Data entries
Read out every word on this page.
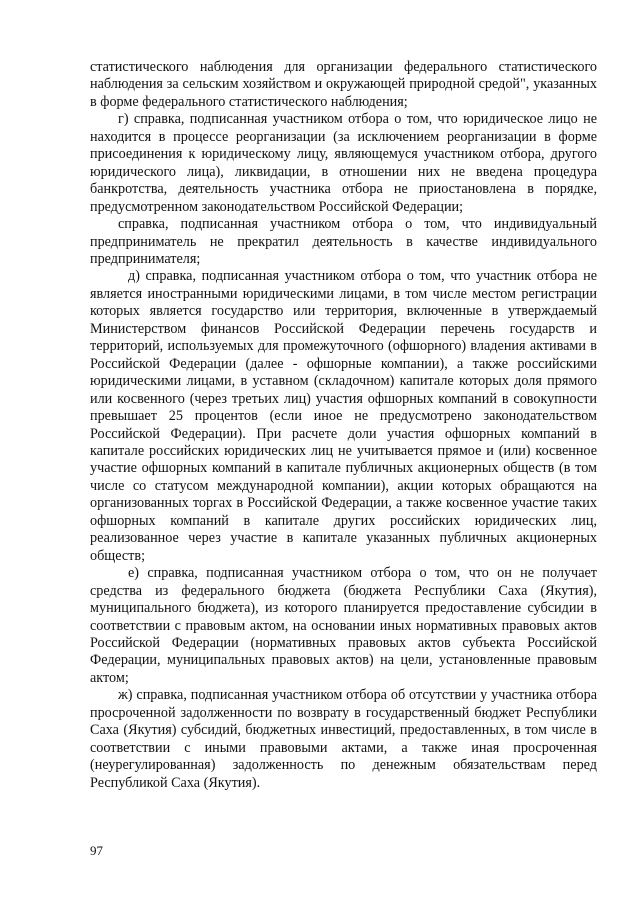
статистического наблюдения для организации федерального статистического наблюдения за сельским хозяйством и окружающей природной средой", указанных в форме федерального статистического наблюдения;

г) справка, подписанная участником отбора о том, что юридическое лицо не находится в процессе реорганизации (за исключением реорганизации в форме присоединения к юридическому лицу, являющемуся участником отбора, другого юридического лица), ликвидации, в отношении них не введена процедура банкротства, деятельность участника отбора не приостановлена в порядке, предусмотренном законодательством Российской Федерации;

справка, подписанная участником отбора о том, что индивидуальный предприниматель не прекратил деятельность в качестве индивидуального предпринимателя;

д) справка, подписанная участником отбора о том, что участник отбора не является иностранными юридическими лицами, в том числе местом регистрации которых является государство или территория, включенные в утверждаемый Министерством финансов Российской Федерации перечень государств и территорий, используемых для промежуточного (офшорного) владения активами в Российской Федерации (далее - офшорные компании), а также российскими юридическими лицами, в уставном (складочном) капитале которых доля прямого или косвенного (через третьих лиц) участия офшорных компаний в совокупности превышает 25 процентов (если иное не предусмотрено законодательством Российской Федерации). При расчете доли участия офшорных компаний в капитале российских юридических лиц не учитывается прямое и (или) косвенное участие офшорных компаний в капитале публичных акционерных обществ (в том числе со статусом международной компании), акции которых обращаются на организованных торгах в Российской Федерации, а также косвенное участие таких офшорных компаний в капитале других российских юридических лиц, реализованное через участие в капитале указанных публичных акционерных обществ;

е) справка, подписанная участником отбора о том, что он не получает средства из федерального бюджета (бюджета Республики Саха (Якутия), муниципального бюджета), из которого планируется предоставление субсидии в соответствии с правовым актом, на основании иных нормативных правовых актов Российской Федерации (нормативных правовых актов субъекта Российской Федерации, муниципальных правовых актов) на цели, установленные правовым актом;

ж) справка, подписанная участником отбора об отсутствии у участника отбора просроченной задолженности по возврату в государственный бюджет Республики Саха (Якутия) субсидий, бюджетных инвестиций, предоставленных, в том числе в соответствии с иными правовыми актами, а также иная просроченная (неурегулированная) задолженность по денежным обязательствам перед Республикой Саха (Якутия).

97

--

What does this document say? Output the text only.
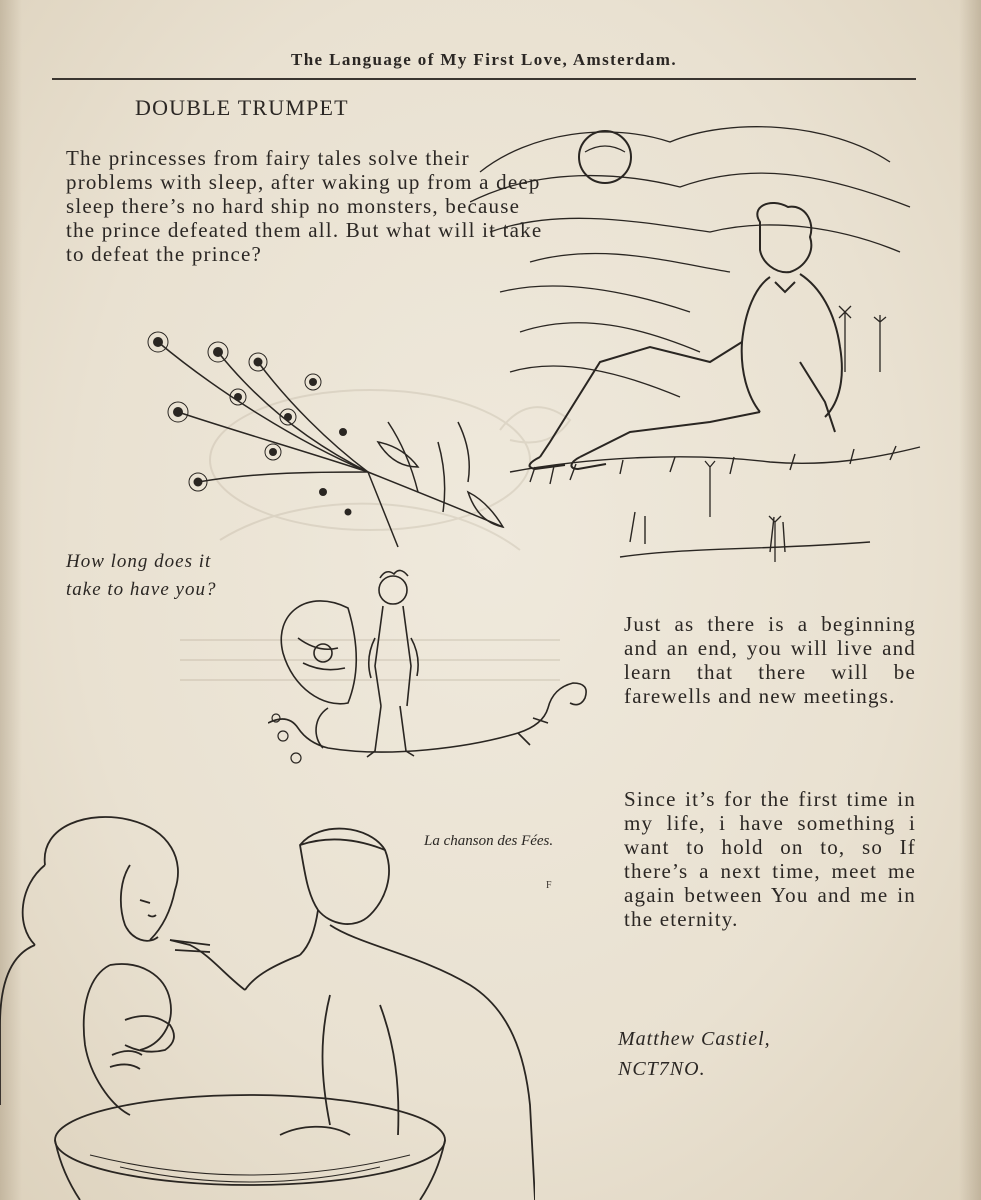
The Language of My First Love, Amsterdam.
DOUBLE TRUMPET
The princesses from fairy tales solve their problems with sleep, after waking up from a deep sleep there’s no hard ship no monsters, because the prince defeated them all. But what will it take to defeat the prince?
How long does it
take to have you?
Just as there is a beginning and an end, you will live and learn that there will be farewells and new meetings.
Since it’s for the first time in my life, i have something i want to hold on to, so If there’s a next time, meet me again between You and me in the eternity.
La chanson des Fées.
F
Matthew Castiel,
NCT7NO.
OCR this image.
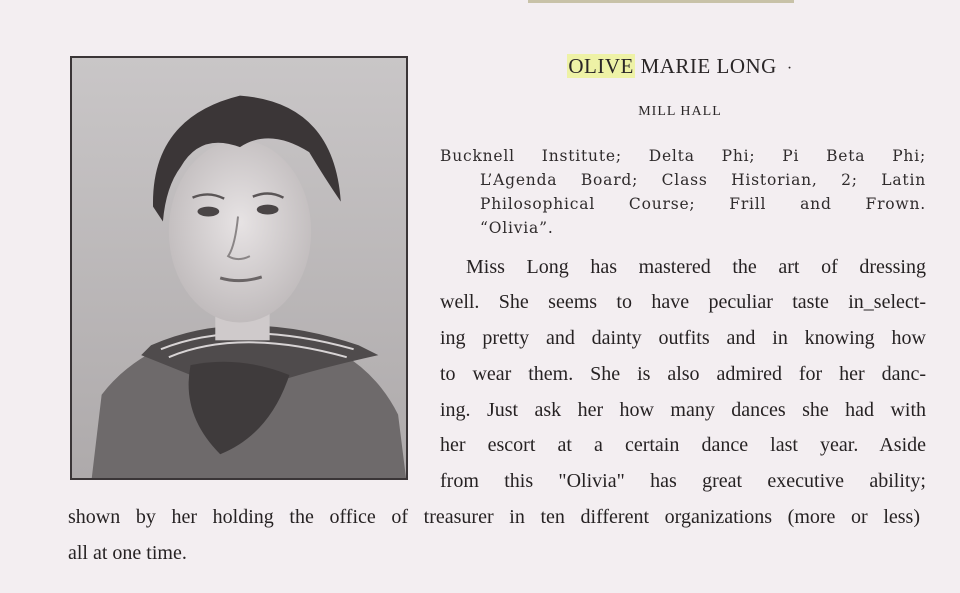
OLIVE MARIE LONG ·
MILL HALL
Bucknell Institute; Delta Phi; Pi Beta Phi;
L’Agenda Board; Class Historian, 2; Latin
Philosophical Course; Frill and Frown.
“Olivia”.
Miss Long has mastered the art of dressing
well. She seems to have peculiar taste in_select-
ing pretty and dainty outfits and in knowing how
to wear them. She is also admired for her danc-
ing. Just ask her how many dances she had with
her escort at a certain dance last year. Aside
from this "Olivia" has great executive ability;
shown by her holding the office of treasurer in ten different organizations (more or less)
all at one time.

* * *

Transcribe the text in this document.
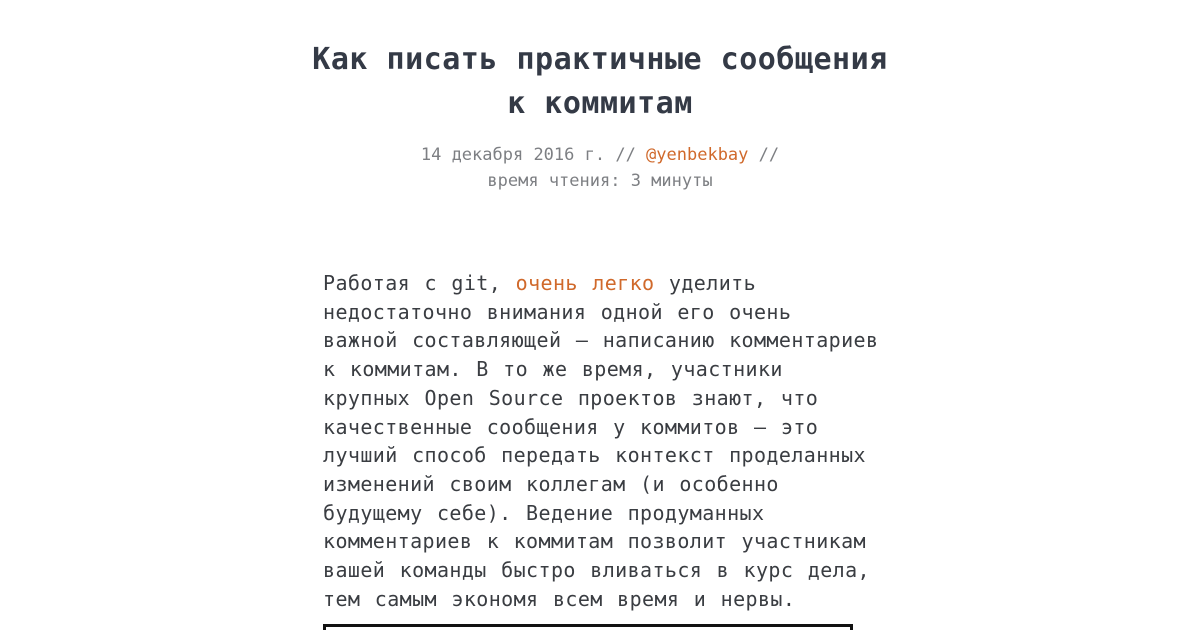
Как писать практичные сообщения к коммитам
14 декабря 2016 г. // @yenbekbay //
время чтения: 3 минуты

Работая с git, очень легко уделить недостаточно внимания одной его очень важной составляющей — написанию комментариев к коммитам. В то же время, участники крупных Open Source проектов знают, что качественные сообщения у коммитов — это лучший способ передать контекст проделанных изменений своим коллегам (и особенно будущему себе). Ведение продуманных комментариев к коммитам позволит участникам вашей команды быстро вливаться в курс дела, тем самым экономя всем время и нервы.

# Aim:
Looking at the material above, count the lines that hold "Olivia" and give the total alone.

# Written solution:
2